— TASK DETAILS —
Scan the entries below, and for each line that includes the word "panel", make a copy.

— STORED DATA —

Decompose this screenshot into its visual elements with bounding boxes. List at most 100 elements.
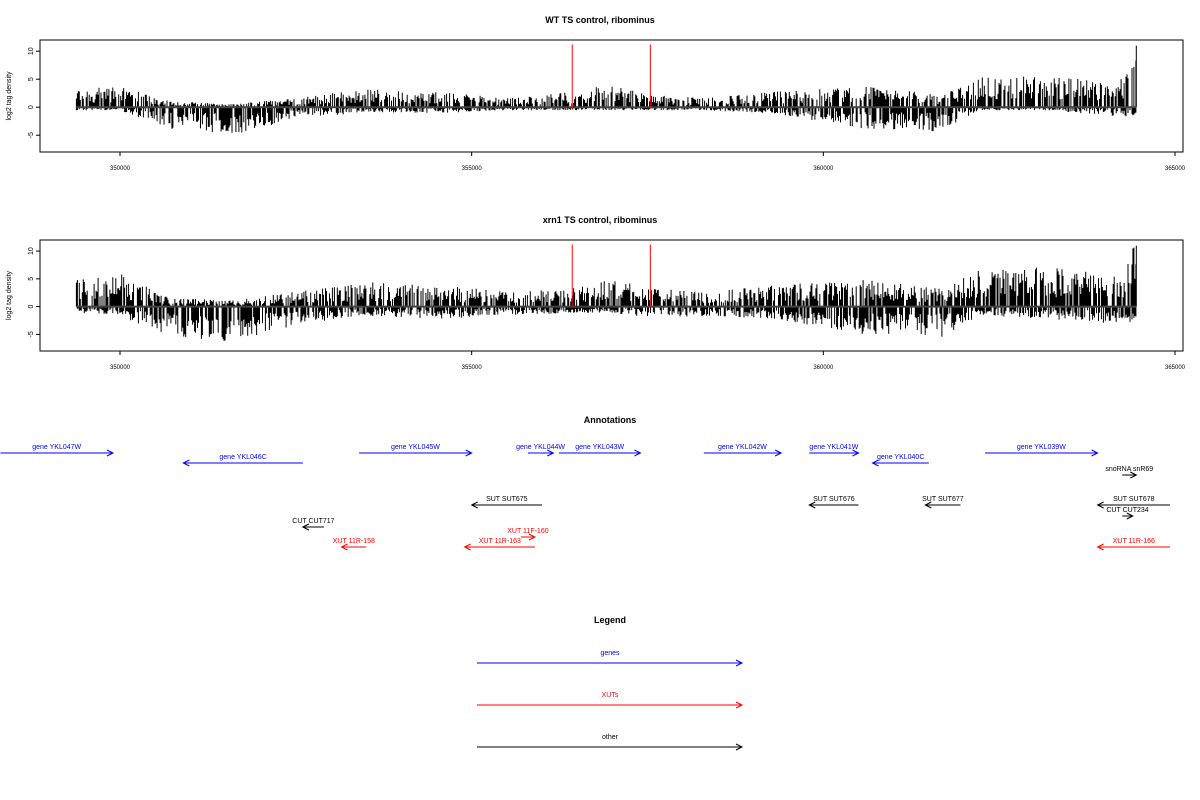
legend-arrow-head bbox=[735, 701, 744, 709]
annotation-label: gene YKL046C bbox=[219, 454, 266, 461]
annotation-item: gene YKL047W bbox=[0, 444, 115, 457]
annotation-arrow-head bbox=[1126, 512, 1134, 520]
annotation-label: gene YKL044W bbox=[516, 444, 565, 451]
annotation-arrow-head bbox=[1130, 471, 1138, 479]
density-bars bbox=[75, 245, 1137, 341]
legend-arrow-head bbox=[735, 659, 744, 667]
legend-title: Legend bbox=[594, 615, 626, 625]
annotation-label: gene YKL039W bbox=[1017, 444, 1066, 451]
annotation-arrow-head bbox=[106, 449, 115, 457]
annotation-item: gene YKL043W bbox=[558, 444, 642, 457]
annotation-label: gene YKL047W bbox=[32, 444, 81, 451]
y-tick-label: 10 bbox=[28, 247, 35, 255]
annotation-label: XUT 11R-158 bbox=[333, 538, 375, 545]
annotation-item: gene YKL041W bbox=[809, 444, 860, 457]
legend-item: other bbox=[477, 734, 744, 751]
annotation-item: SUT SUT676 bbox=[808, 496, 859, 509]
annotation-item: XUT 11R-158 bbox=[333, 538, 375, 551]
legend-label: genes bbox=[600, 650, 620, 657]
annotation-label: gene YKL042W bbox=[718, 444, 767, 451]
annotation-label: SUT SUT676 bbox=[813, 496, 855, 503]
annotation-item: gene YKL044W bbox=[516, 444, 565, 457]
annotation-arrow-head bbox=[634, 449, 642, 457]
annotation-arrow-head bbox=[924, 501, 932, 509]
y-tick-label: 0 bbox=[28, 305, 35, 309]
annotation-item: XUT 11F-160 bbox=[507, 528, 549, 541]
x-tick-label: 360000 bbox=[813, 365, 834, 371]
annotation-arrow-head bbox=[340, 543, 348, 551]
annotation-arrow-head bbox=[1096, 501, 1104, 509]
legend-arrow-head bbox=[735, 743, 744, 751]
annotation-item: gene YKL042W bbox=[703, 444, 783, 457]
x-tick-label: 360000 bbox=[813, 166, 834, 172]
y-axis-label: log2 tag density bbox=[6, 270, 13, 320]
x-tick-label: 365000 bbox=[1165, 166, 1186, 172]
density-bars bbox=[75, 45, 1137, 133]
y-tick-label: 0 bbox=[28, 105, 35, 109]
annotation-arrow-head bbox=[547, 449, 555, 457]
annotation-item: SUT SUT675 bbox=[470, 496, 542, 509]
annotation-item: gene YKL040C bbox=[871, 454, 929, 467]
y-tick-label: 10 bbox=[28, 47, 35, 55]
annotation-item: CUT CUT234 bbox=[1106, 507, 1149, 520]
annotation-label: CUT CUT234 bbox=[1106, 507, 1148, 514]
annotation-arrow-head bbox=[463, 543, 471, 551]
annotation-label: XUT 11R-163 bbox=[479, 538, 521, 545]
annotations-title: Annotations bbox=[584, 415, 637, 425]
x-tick-label: 355000 bbox=[462, 365, 483, 371]
annotation-item: XUT 11R-163 bbox=[463, 538, 535, 551]
x-tick-label: 365000 bbox=[1165, 365, 1186, 371]
annotation-arrow-head bbox=[528, 533, 537, 541]
annotation-item: XUT 11R-166 bbox=[1096, 538, 1170, 551]
annotation-label: SUT SUT677 bbox=[922, 496, 964, 503]
annotation-item: gene YKL045W bbox=[359, 444, 473, 457]
annotation-item: snoRNA snR69 bbox=[1105, 466, 1153, 479]
annotation-label: CUT CUT717 bbox=[292, 518, 334, 525]
annotation-arrow-head bbox=[774, 449, 783, 457]
plot-frame bbox=[39, 239, 1184, 352]
chart-title: xrn1 TS control, ribominus bbox=[543, 215, 658, 225]
annotation-label: gene YKL041W bbox=[809, 444, 858, 451]
x-tick-label: 350000 bbox=[110, 166, 131, 172]
chart-panel-wt: WT TS control, ribominus log2 tag density… bbox=[6, 15, 1186, 172]
y-tick-label: 5 bbox=[28, 77, 35, 81]
y-tick-label: -5 bbox=[28, 331, 35, 337]
annotation-item: gene YKL046C bbox=[182, 454, 303, 467]
y-tick-label: -5 bbox=[28, 132, 35, 138]
legend-label: XUTs bbox=[602, 692, 619, 699]
annotation-label: snoRNA snR69 bbox=[1105, 466, 1153, 473]
x-tick-label: 355000 bbox=[462, 166, 483, 172]
annotation-label: gene YKL040C bbox=[877, 454, 924, 461]
annotation-arrow-head bbox=[871, 459, 879, 467]
annotation-label: SUT SUT675 bbox=[486, 496, 528, 503]
y-axis-label: log2 tag density bbox=[6, 71, 13, 121]
annotation-arrow-head bbox=[182, 459, 190, 467]
annotation-arrow-head bbox=[470, 501, 478, 509]
annotation-arrow-head bbox=[301, 523, 310, 531]
annotation-label: XUT 11F-160 bbox=[507, 528, 548, 535]
annotation-item: gene YKL039W bbox=[985, 444, 1099, 457]
annotation-item: SUT SUT677 bbox=[922, 496, 964, 509]
legend-label: other bbox=[602, 734, 619, 741]
chart-title: WT TS control, ribominus bbox=[545, 15, 655, 25]
y-tick-label: 5 bbox=[28, 277, 35, 281]
annotation-arrow-head bbox=[852, 449, 860, 457]
annotation-arrow-head bbox=[1091, 449, 1099, 457]
x-tick-label: 350000 bbox=[110, 365, 131, 371]
annotations-panel: Annotations gene YKL047W gene YKL046C gene … bbox=[0, 415, 1170, 551]
annotation-arrow-head bbox=[465, 449, 473, 457]
legend-item: genes bbox=[477, 650, 744, 667]
plot-frame bbox=[39, 39, 1184, 153]
legend-panel: Legend genes XUTs other bbox=[477, 615, 744, 751]
chart-panel-xrn1: xrn1 TS control, ribominus log2 tag densi… bbox=[6, 215, 1186, 371]
annotation-label: gene YKL043W bbox=[575, 444, 624, 451]
annotation-arrow-head bbox=[1096, 543, 1104, 551]
annotation-label: gene YKL045W bbox=[391, 444, 440, 451]
annotation-label: XUT 11R-166 bbox=[1113, 538, 1155, 545]
annotation-label: SUT SUT678 bbox=[1113, 496, 1155, 503]
annotation-arrow-head bbox=[808, 501, 816, 509]
annotation-item: SUT SUT678 bbox=[1096, 496, 1170, 509]
annotation-item: CUT CUT717 bbox=[292, 518, 335, 531]
legend-item: XUTs bbox=[477, 692, 744, 709]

— RESPONSE TO THE TASK —
chart-panel-wt: WT TS control, ribominus log2 tag density… bbox=[6, 15, 1186, 172]
annotations-panel: Annotations gene YKL047W gene YKL046C gene … bbox=[0, 415, 1170, 551]
legend-panel: Legend genes XUTs other bbox=[477, 615, 744, 751]
chart-panel-xrn1: xrn1 TS control, ribominus log2 tag densi… bbox=[6, 215, 1186, 371]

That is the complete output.